■ **问题描述 A**
请照原样抄录选段中的一部分，从“在艺术领域，我们已经掌握了采”开始，一直到“可以帮助理解人类的艺术创造。”为止。
■ **问题描述 B**
从下面的行中筛选出所有包含字符串“series”的行，逐行原样列出。

■ **选段**
○ ○ ○
Artistic Style

在艺术领域，我们已经掌握了采用不同的内容和风格创造别具一格的图画。虽然我们并不知道算法如何才能实现图画创造，但是在图像识别领域深度网络的实现给了我们希望。下面我们就介绍一种基于深度网络实现的高质量艺术图像生成技术。这个系统用网络拆分和合并图片的内容和形式，通过组合创造新图片。同时我们的工作也可以帮助理解人类的艺术创造。

DNN

深度神经网络用于处理图片已经深入开发，其中最强大的一个算法就是CNN，CNN包罗了很多层的小计算单元，逐层地处理图片的信息。每一层的单元可以理解为图片filter的集合，每一个filter都能从图片中提取相应的特征，所以某一层的输出我们叫它 feature maps：differently filtered versions of the input image.

Content representation

当CNN网络用于图片识别的时候，它每一层都在不断提取更高层次的特征，使图片的表征越来越显性。换句话说，沿着网络的深入方向，原始的图片表现越来越关注图片的实际内容而不是像素的细节。我们可以通过图片重构得到每一层的图片信息(方法见后面)。更高层的网络抓住了图片的hign-level content in terms of objects and their arrangement in the origin image 但是并不表征每一个确定的像素信息。而低层的表征仅仅是重新生成了原始图片的像素信息。所以我们将高层的feature responses 称为content representation

Style representation

为了得到原始图片的风格表征，我们使用了一个特征空间，这个空间被设计来capture texture information. 这个特征空间建立于每一层的filter responses 之上，它包含了correlations between the different filter responses over the spatial extent of the feature maps(See Methods). 通过引入不同layers的相关性(correlations)，我们获得了一个静止的、多维度的原始图片表征，它展现了图片的纹理特征(texture information)而不是全局的分布。再一次，我们可以通过重构图片that matches the style representation of a given input image by these style feature spaces build on different layers of the network. 实际上，我们从style feature重构得到的图片反映了原始图片纹理的特征，保留了原始图片的颜色和局部的结构。更进一步的，随着网络的深入，特征的数量和复杂度也在加深，我们可以用很多层的style feature 来表征图片的风格。我们称这种多维度的表达为style representation

Explanation

这篇文章的核心发现就是: The representations of content and style in the CNN are separable. 也就是说，我们可以分别操作两种表达特征来生成新的、从感觉上有意义的图片。为了演示这个发现，我们将两个不同图片的内容和风格混合，如下图：

(注：we matched the content representation on layer ‘conv4_2’ and the style representations on layers ‘conv1_1’,’conv2_1’,’conv3_1’,’conv4_1’ and ‘conv5_1’, $w_l=1/5$ in those layers, the ratio $\alpha/\beta$ was either $1\times 10^{-3}$ on B,C,D and $1\times 10^{-4}$ on E,F )
○ ○ ○
■ **条目列表**
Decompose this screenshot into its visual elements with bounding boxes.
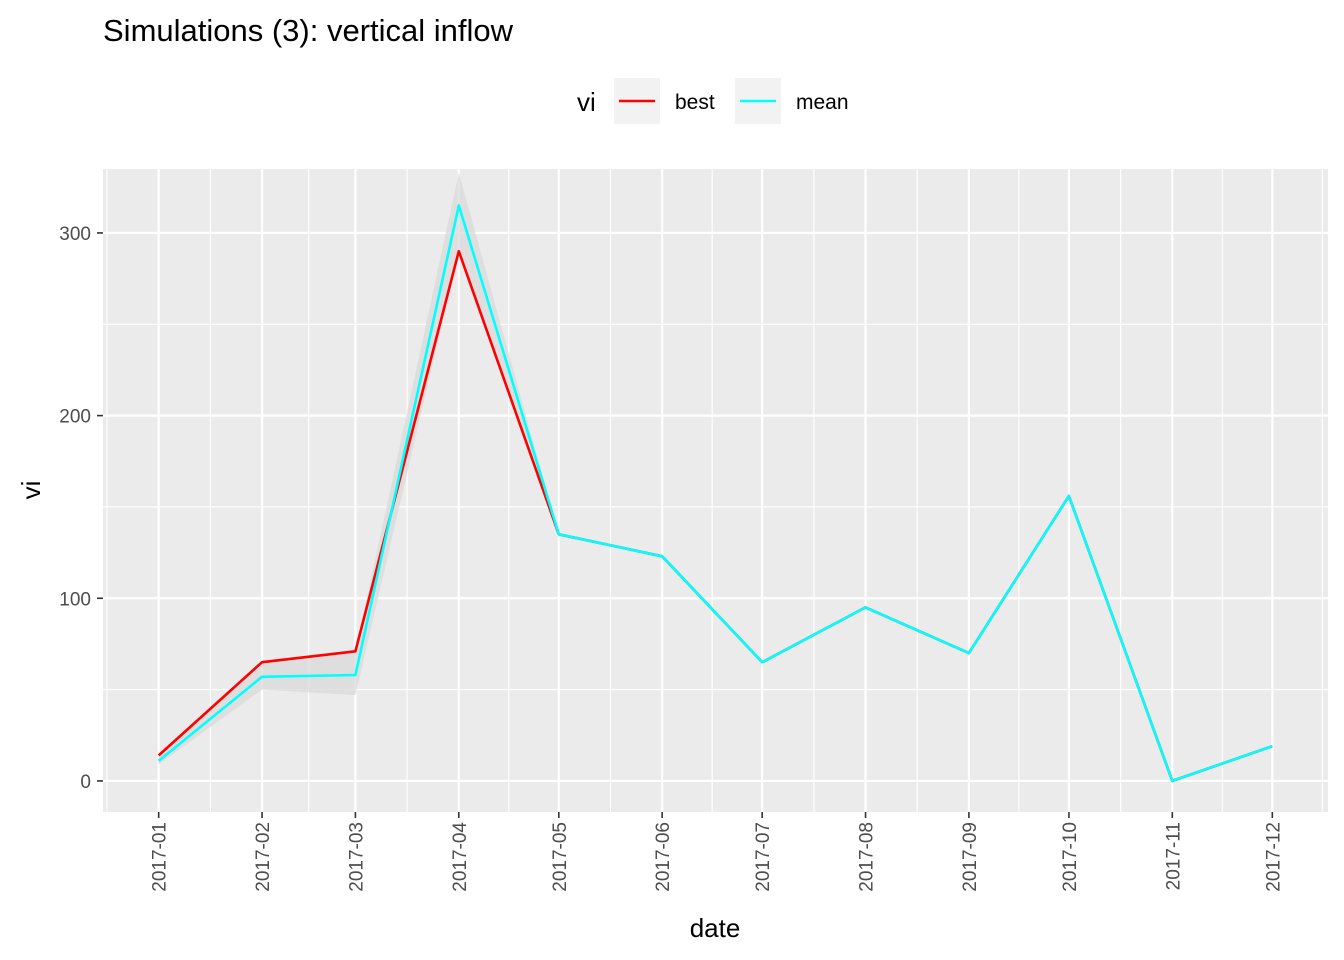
x-tick-label: 2017-06: [653, 822, 674, 892]
series-layer: [157, 204, 1273, 783]
y-tick-label: 200: [59, 407, 91, 428]
x-tick-label: 2017-02: [253, 822, 274, 892]
y-tick-label: 300: [59, 224, 91, 245]
y-axis: 0 100 200 300: [59, 224, 103, 793]
ribbon-layer: [158, 172, 1273, 781]
x-axis-title: date: [690, 913, 741, 943]
y-axis-title: vi: [16, 481, 46, 500]
chart-title: Simulations (3): vertical inflow: [103, 13, 514, 48]
grid-minor: [103, 169, 1328, 812]
legend: vi best mean: [577, 78, 849, 124]
x-tick-label: 2017-12: [1263, 822, 1284, 892]
series-line-mean: [157, 204, 1273, 783]
ribbon-band: [158, 172, 1273, 781]
x-axis: 2017-01 2017-02 2017-03 2017-04 2017-05 2017-…: [150, 812, 1284, 892]
plot-panel: [103, 169, 1328, 812]
legend-label-best: best: [675, 91, 715, 114]
y-tick-label: 0: [80, 772, 91, 793]
x-tick-label: 2017-03: [346, 822, 367, 892]
x-tick-label: 2017-10: [1060, 822, 1081, 892]
x-tick-label: 2017-11: [1163, 822, 1184, 890]
x-tick-label: 2017-09: [960, 822, 981, 892]
x-tick-label: 2017-04: [450, 822, 471, 892]
legend-title: vi: [577, 87, 596, 117]
x-tick-label: 2017-05: [550, 822, 571, 892]
x-tick-label: 2017-08: [857, 822, 878, 892]
grid-major: [103, 169, 1328, 812]
y-tick-label: 100: [59, 589, 91, 610]
x-tick-label: 2017-07: [753, 822, 774, 892]
x-tick-label: 2017-01: [150, 822, 171, 892]
legend-label-mean: mean: [796, 91, 849, 114]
○ ○ ○
■ **答案 A**
在艺术领域，我们已经掌握了采用不同的内容和风格创造别具一格的图画。虽然我们并不知道算法如何才能实现图画创造，但是在图像识别领域深度网络的实现给了我们希望。下面我们就介绍一种基于深度网络实现的高质量艺术图像生成技术。这个系统用网络拆分和合并图片的内容和形式，通过组合创造新图片。同时我们的工作也可以帮助理解人类的艺术创造。

■ **答案 B**
series-layer: [157, 204, 1273, 783]
series-line-mean: [157, 204, 1273, 783]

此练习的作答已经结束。